**Problem**
Go through the listing below and gather every line with the word "name".

## Begin

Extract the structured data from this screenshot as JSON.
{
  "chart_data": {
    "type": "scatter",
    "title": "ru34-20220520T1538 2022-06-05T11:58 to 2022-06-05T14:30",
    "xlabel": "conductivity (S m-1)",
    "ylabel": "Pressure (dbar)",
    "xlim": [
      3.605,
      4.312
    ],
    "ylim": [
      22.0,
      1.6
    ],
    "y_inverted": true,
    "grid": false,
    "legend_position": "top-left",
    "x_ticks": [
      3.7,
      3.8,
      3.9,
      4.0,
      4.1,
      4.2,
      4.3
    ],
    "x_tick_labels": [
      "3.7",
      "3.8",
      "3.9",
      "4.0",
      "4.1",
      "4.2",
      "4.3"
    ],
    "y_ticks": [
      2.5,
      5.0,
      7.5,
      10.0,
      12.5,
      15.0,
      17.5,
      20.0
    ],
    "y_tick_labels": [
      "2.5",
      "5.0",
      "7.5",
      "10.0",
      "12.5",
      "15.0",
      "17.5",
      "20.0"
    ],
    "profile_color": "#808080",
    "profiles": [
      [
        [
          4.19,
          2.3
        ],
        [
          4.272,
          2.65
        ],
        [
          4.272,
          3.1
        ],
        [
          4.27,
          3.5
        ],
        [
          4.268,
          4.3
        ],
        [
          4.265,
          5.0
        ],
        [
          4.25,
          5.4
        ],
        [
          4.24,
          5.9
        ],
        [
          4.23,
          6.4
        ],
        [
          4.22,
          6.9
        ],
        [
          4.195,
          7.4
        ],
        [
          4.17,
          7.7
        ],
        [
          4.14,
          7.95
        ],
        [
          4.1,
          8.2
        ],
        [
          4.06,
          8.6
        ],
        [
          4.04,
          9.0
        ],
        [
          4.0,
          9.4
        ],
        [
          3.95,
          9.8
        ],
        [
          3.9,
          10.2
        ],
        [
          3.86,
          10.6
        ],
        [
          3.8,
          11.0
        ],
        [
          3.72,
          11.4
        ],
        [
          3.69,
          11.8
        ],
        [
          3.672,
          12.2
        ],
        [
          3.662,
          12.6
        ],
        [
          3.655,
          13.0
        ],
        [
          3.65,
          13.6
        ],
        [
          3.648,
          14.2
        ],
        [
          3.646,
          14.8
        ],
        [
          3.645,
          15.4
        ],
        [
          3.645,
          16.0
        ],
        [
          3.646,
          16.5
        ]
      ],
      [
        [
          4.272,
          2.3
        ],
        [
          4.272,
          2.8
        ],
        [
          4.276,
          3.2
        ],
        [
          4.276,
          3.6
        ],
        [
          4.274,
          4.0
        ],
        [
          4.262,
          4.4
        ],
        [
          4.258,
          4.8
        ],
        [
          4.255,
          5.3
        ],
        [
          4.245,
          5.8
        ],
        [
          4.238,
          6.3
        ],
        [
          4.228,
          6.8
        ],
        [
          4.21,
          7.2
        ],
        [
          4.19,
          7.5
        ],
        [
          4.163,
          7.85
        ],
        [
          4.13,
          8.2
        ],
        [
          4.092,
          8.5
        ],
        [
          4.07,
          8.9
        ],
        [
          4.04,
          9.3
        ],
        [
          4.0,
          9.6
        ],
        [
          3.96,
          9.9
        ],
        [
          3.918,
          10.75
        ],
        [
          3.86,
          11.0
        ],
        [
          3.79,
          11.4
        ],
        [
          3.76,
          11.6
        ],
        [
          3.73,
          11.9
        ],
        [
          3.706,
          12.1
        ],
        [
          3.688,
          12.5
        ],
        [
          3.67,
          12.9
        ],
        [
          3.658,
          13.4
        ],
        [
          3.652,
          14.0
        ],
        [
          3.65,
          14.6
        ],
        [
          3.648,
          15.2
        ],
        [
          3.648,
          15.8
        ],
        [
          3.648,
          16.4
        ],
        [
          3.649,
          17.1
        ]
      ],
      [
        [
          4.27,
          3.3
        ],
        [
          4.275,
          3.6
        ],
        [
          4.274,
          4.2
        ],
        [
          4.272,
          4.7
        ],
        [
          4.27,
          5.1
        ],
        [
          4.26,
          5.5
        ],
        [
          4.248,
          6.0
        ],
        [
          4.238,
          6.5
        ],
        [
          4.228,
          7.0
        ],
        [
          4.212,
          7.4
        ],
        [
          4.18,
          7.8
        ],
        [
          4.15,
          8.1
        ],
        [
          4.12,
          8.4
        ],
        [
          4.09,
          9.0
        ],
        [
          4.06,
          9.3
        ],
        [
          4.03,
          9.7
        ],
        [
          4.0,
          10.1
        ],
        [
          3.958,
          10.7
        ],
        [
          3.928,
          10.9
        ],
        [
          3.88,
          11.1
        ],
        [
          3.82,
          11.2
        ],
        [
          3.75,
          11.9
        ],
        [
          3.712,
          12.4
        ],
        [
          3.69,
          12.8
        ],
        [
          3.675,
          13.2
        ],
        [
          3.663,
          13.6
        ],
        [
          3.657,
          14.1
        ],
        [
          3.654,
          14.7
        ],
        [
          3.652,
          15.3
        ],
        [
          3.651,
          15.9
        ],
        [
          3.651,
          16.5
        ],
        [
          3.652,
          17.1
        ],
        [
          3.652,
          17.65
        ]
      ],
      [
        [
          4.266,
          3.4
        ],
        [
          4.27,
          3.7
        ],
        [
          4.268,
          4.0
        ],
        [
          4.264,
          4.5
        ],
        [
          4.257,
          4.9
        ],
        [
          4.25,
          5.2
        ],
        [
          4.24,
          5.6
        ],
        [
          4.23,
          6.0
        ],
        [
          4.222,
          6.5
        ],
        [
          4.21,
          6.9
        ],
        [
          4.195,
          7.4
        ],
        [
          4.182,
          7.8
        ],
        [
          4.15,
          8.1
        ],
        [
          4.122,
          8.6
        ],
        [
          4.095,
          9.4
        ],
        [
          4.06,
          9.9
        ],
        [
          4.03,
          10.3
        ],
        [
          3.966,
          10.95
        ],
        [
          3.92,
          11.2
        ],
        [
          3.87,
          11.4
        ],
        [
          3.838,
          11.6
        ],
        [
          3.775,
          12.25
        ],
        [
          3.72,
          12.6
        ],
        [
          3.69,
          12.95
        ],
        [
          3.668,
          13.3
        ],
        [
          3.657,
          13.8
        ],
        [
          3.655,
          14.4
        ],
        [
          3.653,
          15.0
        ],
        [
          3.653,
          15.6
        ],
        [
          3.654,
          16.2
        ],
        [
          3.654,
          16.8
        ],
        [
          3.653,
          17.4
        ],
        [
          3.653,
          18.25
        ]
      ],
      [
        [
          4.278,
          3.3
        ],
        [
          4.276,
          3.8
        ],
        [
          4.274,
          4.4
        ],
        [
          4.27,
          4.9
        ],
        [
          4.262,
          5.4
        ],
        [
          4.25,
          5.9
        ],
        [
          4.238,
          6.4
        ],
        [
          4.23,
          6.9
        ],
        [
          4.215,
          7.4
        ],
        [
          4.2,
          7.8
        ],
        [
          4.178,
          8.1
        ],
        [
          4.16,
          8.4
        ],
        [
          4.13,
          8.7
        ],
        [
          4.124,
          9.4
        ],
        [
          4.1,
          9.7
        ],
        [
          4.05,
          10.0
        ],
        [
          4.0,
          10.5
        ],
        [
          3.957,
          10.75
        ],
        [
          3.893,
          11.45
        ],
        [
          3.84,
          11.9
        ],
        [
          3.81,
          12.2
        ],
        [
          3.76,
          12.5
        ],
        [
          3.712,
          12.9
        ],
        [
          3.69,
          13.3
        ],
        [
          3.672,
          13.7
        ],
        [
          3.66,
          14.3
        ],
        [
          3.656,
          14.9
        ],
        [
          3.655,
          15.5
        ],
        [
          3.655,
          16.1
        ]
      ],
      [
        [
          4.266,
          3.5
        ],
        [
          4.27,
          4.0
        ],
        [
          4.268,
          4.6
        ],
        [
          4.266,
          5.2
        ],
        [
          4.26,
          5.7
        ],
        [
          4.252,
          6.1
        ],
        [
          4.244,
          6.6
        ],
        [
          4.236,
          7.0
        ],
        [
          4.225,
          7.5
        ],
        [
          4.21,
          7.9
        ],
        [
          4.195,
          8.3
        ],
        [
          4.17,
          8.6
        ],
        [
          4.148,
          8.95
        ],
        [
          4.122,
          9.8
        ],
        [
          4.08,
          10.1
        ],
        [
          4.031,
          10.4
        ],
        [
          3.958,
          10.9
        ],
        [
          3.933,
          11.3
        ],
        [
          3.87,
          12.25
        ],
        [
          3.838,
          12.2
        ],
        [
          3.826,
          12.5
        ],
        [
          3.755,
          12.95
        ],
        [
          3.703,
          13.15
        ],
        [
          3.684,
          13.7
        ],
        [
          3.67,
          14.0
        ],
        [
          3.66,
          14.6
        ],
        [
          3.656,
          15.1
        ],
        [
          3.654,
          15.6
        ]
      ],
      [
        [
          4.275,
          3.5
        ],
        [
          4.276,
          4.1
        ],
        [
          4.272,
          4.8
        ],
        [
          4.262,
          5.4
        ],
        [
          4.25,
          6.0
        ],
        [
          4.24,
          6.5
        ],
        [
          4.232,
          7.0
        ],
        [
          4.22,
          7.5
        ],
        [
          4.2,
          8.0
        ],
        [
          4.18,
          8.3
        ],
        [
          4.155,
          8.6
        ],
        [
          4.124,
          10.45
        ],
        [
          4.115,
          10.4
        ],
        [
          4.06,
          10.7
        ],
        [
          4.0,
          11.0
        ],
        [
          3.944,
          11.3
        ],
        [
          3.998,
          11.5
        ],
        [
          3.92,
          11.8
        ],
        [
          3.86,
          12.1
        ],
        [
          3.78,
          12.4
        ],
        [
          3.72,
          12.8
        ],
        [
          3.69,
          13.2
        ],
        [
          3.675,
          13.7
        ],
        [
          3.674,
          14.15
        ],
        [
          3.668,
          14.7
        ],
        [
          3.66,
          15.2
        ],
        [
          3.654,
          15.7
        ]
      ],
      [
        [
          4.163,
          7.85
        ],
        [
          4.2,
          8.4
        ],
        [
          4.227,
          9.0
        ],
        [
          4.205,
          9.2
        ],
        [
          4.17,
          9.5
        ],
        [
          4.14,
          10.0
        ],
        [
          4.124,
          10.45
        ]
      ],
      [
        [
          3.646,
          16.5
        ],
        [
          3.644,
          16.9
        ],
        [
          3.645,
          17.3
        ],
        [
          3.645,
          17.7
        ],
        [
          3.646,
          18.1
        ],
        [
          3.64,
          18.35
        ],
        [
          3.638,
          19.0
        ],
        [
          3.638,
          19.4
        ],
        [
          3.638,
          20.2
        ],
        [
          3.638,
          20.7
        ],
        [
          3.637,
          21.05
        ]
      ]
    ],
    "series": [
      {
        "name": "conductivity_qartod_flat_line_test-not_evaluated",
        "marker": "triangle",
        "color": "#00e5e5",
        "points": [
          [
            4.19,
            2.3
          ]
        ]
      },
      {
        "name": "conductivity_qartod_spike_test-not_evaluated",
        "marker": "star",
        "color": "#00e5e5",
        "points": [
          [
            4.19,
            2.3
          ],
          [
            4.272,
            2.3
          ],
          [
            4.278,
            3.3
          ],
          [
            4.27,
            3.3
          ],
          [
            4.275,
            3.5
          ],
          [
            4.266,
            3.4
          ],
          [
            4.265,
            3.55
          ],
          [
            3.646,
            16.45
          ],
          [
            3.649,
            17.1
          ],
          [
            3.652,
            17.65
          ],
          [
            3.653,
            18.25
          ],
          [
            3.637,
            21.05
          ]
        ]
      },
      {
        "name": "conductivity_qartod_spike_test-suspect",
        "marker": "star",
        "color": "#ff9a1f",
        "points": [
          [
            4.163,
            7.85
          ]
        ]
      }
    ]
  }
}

## End

**The completed task**
        "name": "conductivity_qartod_flat_line_test-not_evaluated",
        "name": "conductivity_qartod_spike_test-not_evaluated",
        "name": "conductivity_qartod_spike_test-suspect",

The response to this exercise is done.